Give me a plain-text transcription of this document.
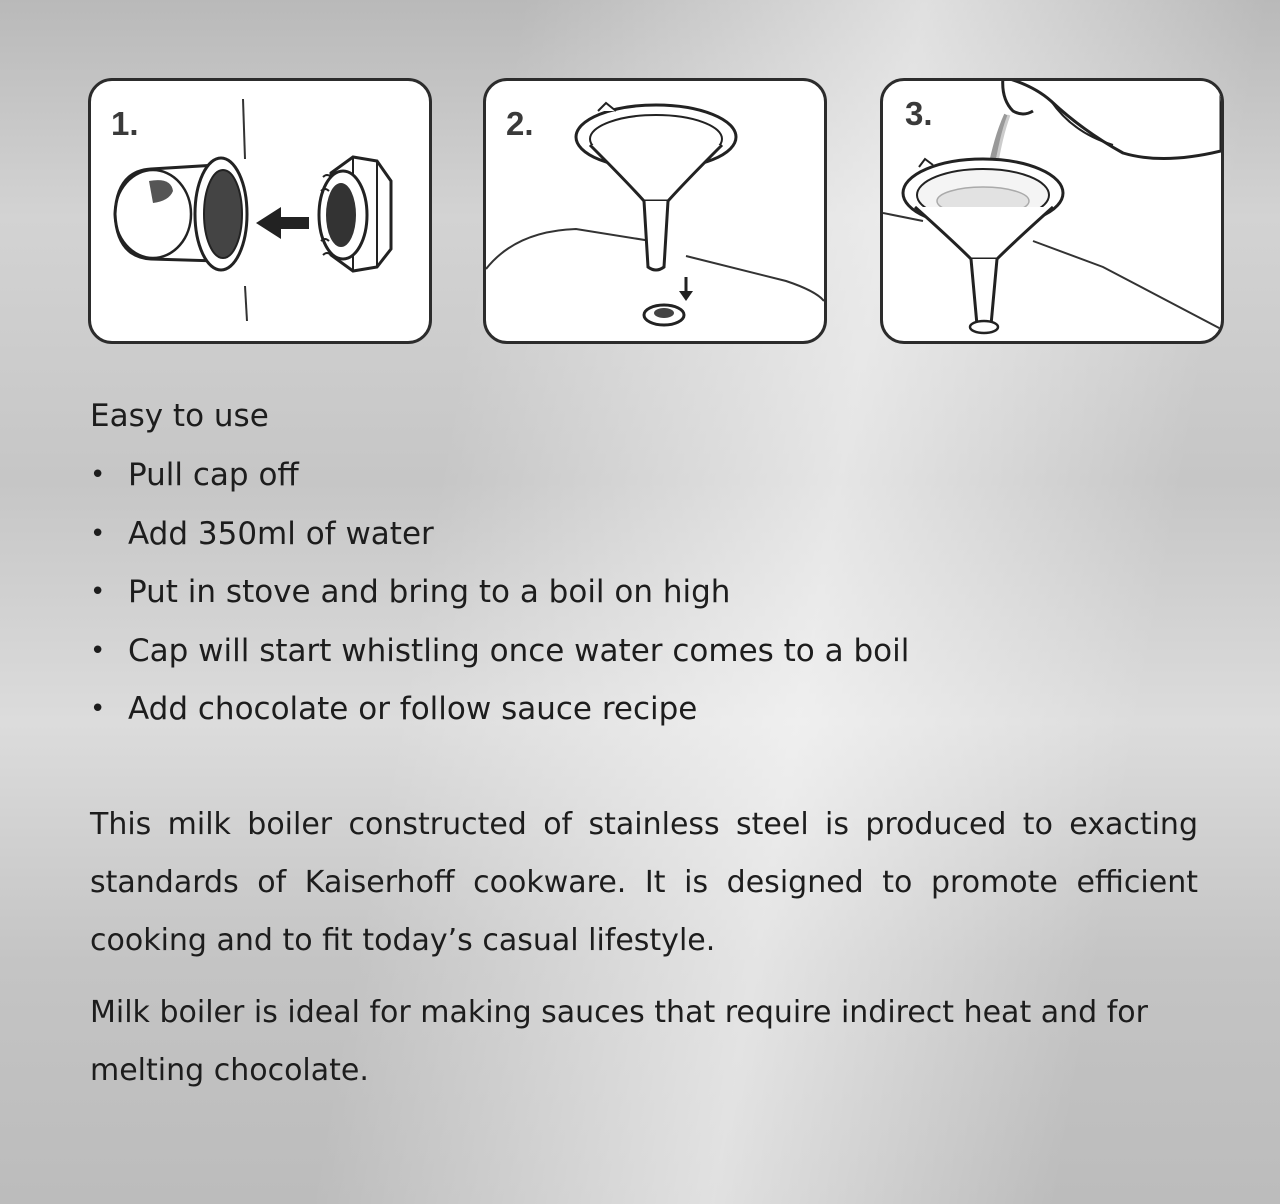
1.	2.	3.
Easy to use
• Pull cap off
• Add 350ml of water
• Put in stove and bring to a boil on high
• Cap will start whistling once water comes to a boil
• Add chocolate or follow sauce recipe

This milk boiler constructed of stainless steel is produced to exacting standards of Kaiserhoff cookware. It is designed to promote efficient cooking and to fit today’s casual lifestyle.

Milk boiler is ideal for making sauces that require indirect heat and for melting chocolate.
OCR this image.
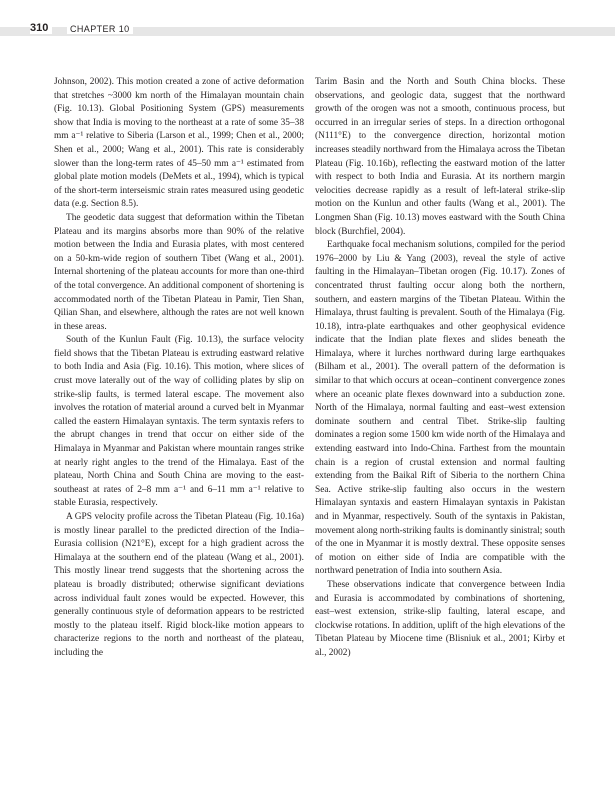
310	CHAPTER 10

Johnson, 2002). This motion created a zone of active deformation that stretches ~3000 km north of the Himalayan mountain chain (Fig. 10.13). Global Positioning System (GPS) measurements show that India is moving to the northeast at a rate of some 35–38 mm a⁻¹ relative to Siberia (Larson et al., 1999; Chen et al., 2000; Shen et al., 2000; Wang et al., 2001). This rate is considerably slower than the long-term rates of 45–50 mm a⁻¹ estimated from global plate motion models (DeMets et al., 1994), which is typical of the short-term interseismic strain rates measured using geodetic data (e.g. Section 8.5).

The geodetic data suggest that deformation within the Tibetan Plateau and its margins absorbs more than 90% of the relative motion between the India and Eurasia plates, with most centered on a 50-km-wide region of southern Tibet (Wang et al., 2001). Internal shortening of the plateau accounts for more than one-third of the total convergence. An additional component of shortening is accommodated north of the Tibetan Plateau in Pamir, Tien Shan, Qilian Shan, and elsewhere, although the rates are not well known in these areas.

South of the Kunlun Fault (Fig. 10.13), the surface velocity field shows that the Tibetan Plateau is extruding eastward relative to both India and Asia (Fig. 10.16). This motion, where slices of crust move laterally out of the way of colliding plates by slip on strike-slip faults, is termed lateral escape. The movement also involves the rotation of material around a curved belt in Myanmar called the eastern Himalayan syntaxis. The term syntaxis refers to the abrupt changes in trend that occur on either side of the Himalaya in Myanmar and Pakistan where mountain ranges strike at nearly right angles to the trend of the Himalaya. East of the plateau, North China and South China are moving to the east-southeast at rates of 2–8 mm a⁻¹ and 6–11 mm a⁻¹ relative to stable Eurasia, respectively.

A GPS velocity profile across the Tibetan Plateau (Fig. 10.16a) is mostly linear parallel to the predicted direction of the India–Eurasia collision (N21°E), except for a high gradient across the Himalaya at the southern end of the plateau (Wang et al., 2001). This mostly linear trend suggests that the shortening across the plateau is broadly distributed; otherwise significant deviations across individual fault zones would be expected. However, this generally continuous style of deformation appears to be restricted mostly to the plateau itself. Rigid block-like motion appears to characterize regions to the north and northeast of the plateau, including the

Tarim Basin and the North and South China blocks. These observations, and geologic data, suggest that the northward growth of the orogen was not a smooth, continuous process, but occurred in an irregular series of steps. In a direction orthogonal (N111°E) to the convergence direction, horizontal motion increases steadily northward from the Himalaya across the Tibetan Plateau (Fig. 10.16b), reflecting the eastward motion of the latter with respect to both India and Eurasia. At its northern margin velocities decrease rapidly as a result of left-lateral strike-slip motion on the Kunlun and other faults (Wang et al., 2001). The Longmen Shan (Fig. 10.13) moves eastward with the South China block (Burchfiel, 2004).

Earthquake focal mechanism solutions, compiled for the period 1976–2000 by Liu & Yang (2003), reveal the style of active faulting in the Himalayan–Tibetan orogen (Fig. 10.17). Zones of concentrated thrust faulting occur along both the northern, southern, and eastern margins of the Tibetan Plateau. Within the Himalaya, thrust faulting is prevalent. South of the Himalaya (Fig. 10.18), intra-plate earthquakes and other geophysical evidence indicate that the Indian plate flexes and slides beneath the Himalaya, where it lurches northward during large earthquakes (Bilham et al., 2001). The overall pattern of the deformation is similar to that which occurs at ocean–continent convergence zones where an oceanic plate flexes downward into a subduction zone. North of the Himalaya, normal faulting and east–west extension dominate southern and central Tibet. Strike-slip faulting dominates a region some 1500 km wide north of the Himalaya and extending eastward into Indo-China. Farthest from the mountain chain is a region of crustal extension and normal faulting extending from the Baikal Rift of Siberia to the northern China Sea. Active strike-slip faulting also occurs in the western Himalayan syntaxis and eastern Himalayan syntaxis in Pakistan and in Myanmar, respectively. South of the syntaxis in Pakistan, movement along north-striking faults is dominantly sinistral; south of the one in Myanmar it is mostly dextral. These opposite senses of motion on either side of India are compatible with the northward penetration of India into southern Asia.

These observations indicate that convergence between India and Eurasia is accommodated by combinations of shortening, east–west extension, strike-slip faulting, lateral escape, and clockwise rotations. In addition, uplift of the high elevations of the Tibetan Plateau by Miocene time (Blisniuk et al., 2001; Kirby et al., 2002)
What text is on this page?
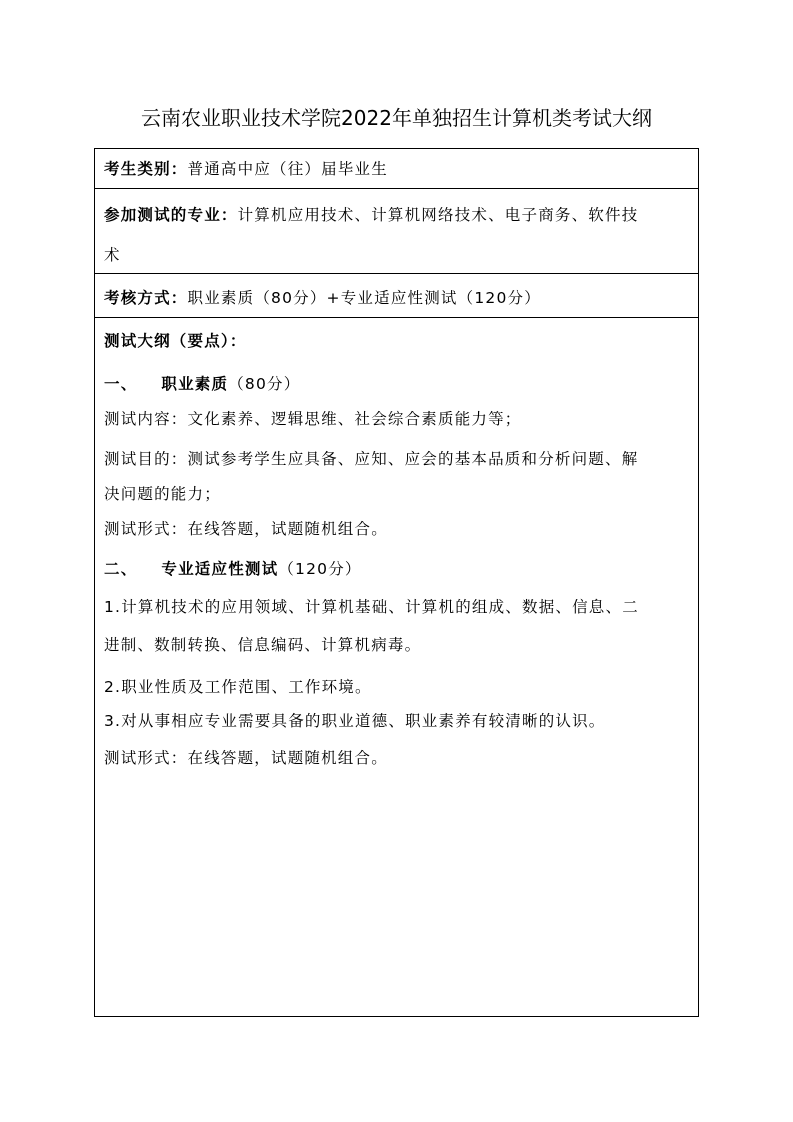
云南农业职业技术学院2022年单独招生计算机类考试大纲
考生类别：普通高中应（往）届毕业生
参加测试的专业：计算机应用技术、计算机网络技术、电子商务、软件技
术
考核方式：职业素质（80分）+专业适应性测试（120分）
测试大纲（要点）：
一、 职业素质（80分）
测试内容：文化素养、逻辑思维、社会综合素质能力等；
测试目的：测试参考学生应具备、应知、应会的基本品质和分析问题、解
决问题的能力；
测试形式：在线答题，试题随机组合。
二、 专业适应性测试（120分）
1.计算机技术的应用领域、计算机基础、计算机的组成、数据、信息、二
进制、数制转换、信息编码、计算机病毒。
2.职业性质及工作范围、工作环境。
3.对从事相应专业需要具备的职业道德、职业素养有较清晰的认识。
测试形式：在线答题，试题随机组合。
□ □ □ □
◆ **Given request**: Read through the lines above and collect those that contain the string "chocolate".

◆ **Final answer**:
• Add chocolate or follow sauce recipe
Milk boiler is ideal for making sauces that require indirect heat and for melting chocolate.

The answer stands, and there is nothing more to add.